» EXTRACTED DATA
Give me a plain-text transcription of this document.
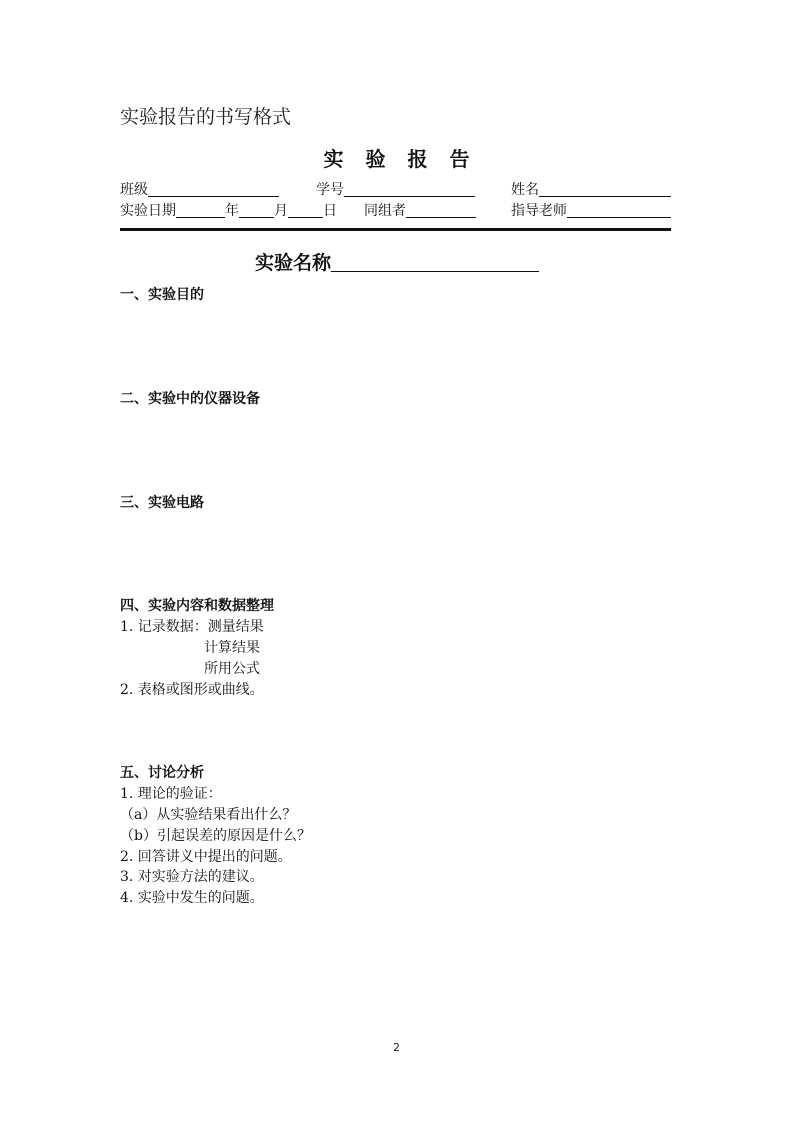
实验报告的书写格式
实验报告
班级	学号	姓名
实验日期	年	月	日 同组者	指导老师
实验名称
一、实验目的
二、实验中的仪器设备
三、实验电路
四、实验内容和数据整理
1. 记录数据：测量结果
计算结果
所用公式
2. 表格或图形或曲线。
五、讨论分析
1. 理论的验证：
（a）从实验结果看出什么？
（b）引起误差的原因是什么？
2. 回答讲义中提出的问题。
3. 对实验方法的建议。
4. 实验中发生的问题。
2
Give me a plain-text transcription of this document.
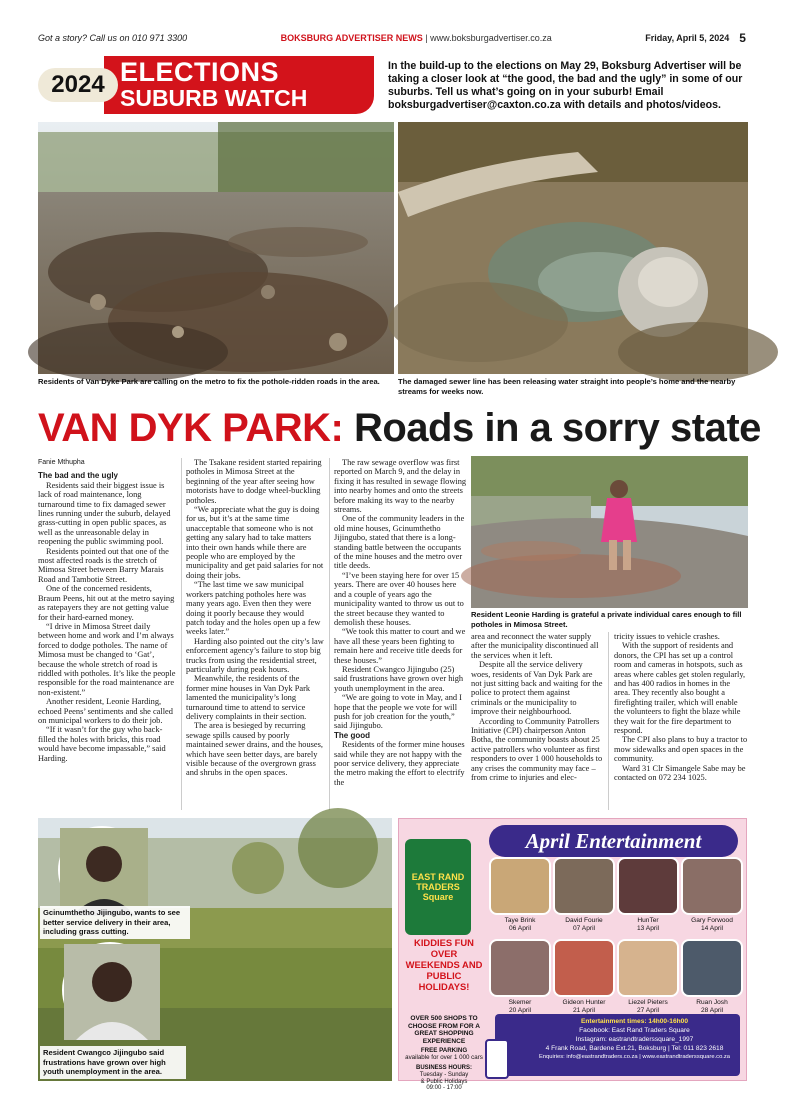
Got a story? Call us on 010 971 3300	BOKSBURG ADVERTISER NEWS | www.boksburgadvertiser.co.za	Friday, April 5, 2024 5
2024 ELECTIONS
SUBURB WATCH
In the build-up to the elections on May 29, Boksburg Advertiser will be taking a closer look at “the good, the bad and the ugly” in some of our suburbs. Tell us what’s going on in your suburb! Email boksburgadvertiser@caxton.co.za with details and photos/videos.
Residents of Van Dyke Park are calling on the metro to fix the pothole-ridden roads in the area.	The damaged sewer line has been releasing water straight into people’s home and the nearby streams for weeks now.
VAN DYK PARK: Roads in a sorry state

Fanie Mthupha

The bad and the ugly

Residents said their biggest issue is lack of road maintenance, long turnaround time to fix damaged sewer lines running under the suburb, delayed grass-cutting in open public spaces, as well as the unreasonable delay in reopening the public swimming pool.

Residents pointed out that one of the most affected roads is the stretch of Mimosa Street between Barry Marais Road and Tambotie Street.

One of the concerned residents, Braum Peens, hit out at the metro saying as ratepayers they are not getting value for their hard-earned money.

“I drive in Mimosa Street daily between home and work and I’m always forced to dodge potholes. The name of Mimosa must be changed to ‘Gat’, because the whole stretch of road is riddled with potholes. It’s like the people responsible for the road maintenance are non-existent.”

Another resident, Leonie Harding, echoed Peens’ sentiments and she called on municipal workers to do their job.

“If it wasn’t for the guy who back-filled the holes with bricks, this road would have become impassable,” said Harding.

The Tsakane resident started repairing potholes in Mimosa Street at the beginning of the year after seeing how motorists have to dodge wheel-buckling potholes.

“We appreciate what the guy is doing for us, but it’s at the same time unacceptable that someone who is not getting any salary had to take matters into their own hands while there are people who are employed by the municipality and get paid salaries for not doing their jobs.

“The last time we saw municipal workers patching potholes here was many years ago. Even then they were doing it poorly because they would patch today and the holes open up a few weeks later.”

Harding also pointed out the city’s law enforcement agency’s failure to stop big trucks from using the residential street, particularly during peak hours.

Meanwhile, the residents of the former mine houses in Van Dyk Park lamented the municipality’s long turnaround time to attend to service delivery complaints in their section.

The area is besieged by recurring sewage spills caused by poorly maintained sewer drains, and the houses, which have seen better days, are barely visible because of the overgrown grass and shrubs in the open spaces.

The raw sewage overflow was first reported on March 9, and the delay in fixing it has resulted in sewage flowing into nearby homes and onto the streets before making its way to the nearby streams.

One of the community leaders in the old mine houses, Gcinumthetho Jijingubo, stated that there is a long-standing battle between the occupants of the mine houses and the metro over title deeds.

“I’ve been staying here for over 15 years. There are over 40 houses here and a couple of years ago the municipality wanted to throw us out to the street because they wanted to demolish these houses.

“We took this matter to court and we have all these years been fighting to remain here and receive title deeds for these houses.”

Resident Cwangco Jijingubo (25) said frustrations have grown over high youth unemployment in the area.

“We are going to vote in May, and I hope that the people we vote for will push for job creation for the youth,” said Jijingubo.

The good

Residents of the former mine houses said while they are not happy with the poor service delivery, they appreciate the metro making the effort to electrify the

Resident Leonie Harding is grateful a private individual cares enough to fill potholes in Mimosa Street.

area and reconnect the water supply after the municipality discontinued all the services when it left.

Despite all the service delivery woes, residents of Van Dyk Park are not just sitting back and waiting for the police to protect them against criminals or the municipality to improve their neighbourhood.

According to Community Patrollers Initiative (CPI) chairperson Anton Botha, the community boasts about 25 active patrollers who volunteer as first responders to over 1 000 households to any crises the community may face – from crime to injuries and elec-

tricity issues to vehicle crashes.

With the support of residents and donors, the CPI has set up a control room and cameras in hotspots, such as areas where cables get stolen regularly, and has 400 radios in homes in the area. They recently also bought a firefighting trailer, which will enable the volunteers to fight the blaze while they wait for the fire department to respond.

The CPI also plans to buy a tractor to mow sidewalks and open spaces in the community.

Ward 31 Clr Simangele Sabe may be contacted on 072 234 1025.

Gcinumthetho Jijingubo, wants to see better service delivery in their area, including grass cutting.
Resident Cwangco Jijingubo said frustrations have grown over high youth unemployment in the area.
EAST RAND TRADERS Square
April Entertainment
KIDDIES FUN OVER WEEKENDS AND PUBLIC HOLIDAYS!
OVER 500 SHOPS TO CHOOSE FROM FOR A GREAT SHOPPING EXPERIENCE
FREE PARKING
available for over 1 000 cars
BUSINESS HOURS:
Tuesday - Sunday
& Public Holidays
09:00 - 17:00
Taye Brink
06 April
David Fourie
07 April
HunTer
13 April
Gary Forwood
14 April
Skemer
20 April
Gideon Hunter
21 April
Liezel Pieters
27 April
Ruan Josh
28 April
Entertainment times: 14h00-16h00
Facebook: East Rand Traders Square
Instagram: eastrandtraderssquare_1997
4 Frank Road, Bardene Ext.21, Boksburg | Tel: 011 823 2618
Enquiries: info@eastrandtraders.co.za | www.eastrandtraderssquare.co.za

» WRITTEN INSTRUCTION
Count how many lines hold the string "dodge" and give that number alone.

» RESULT FOR THIS EXERCISE
2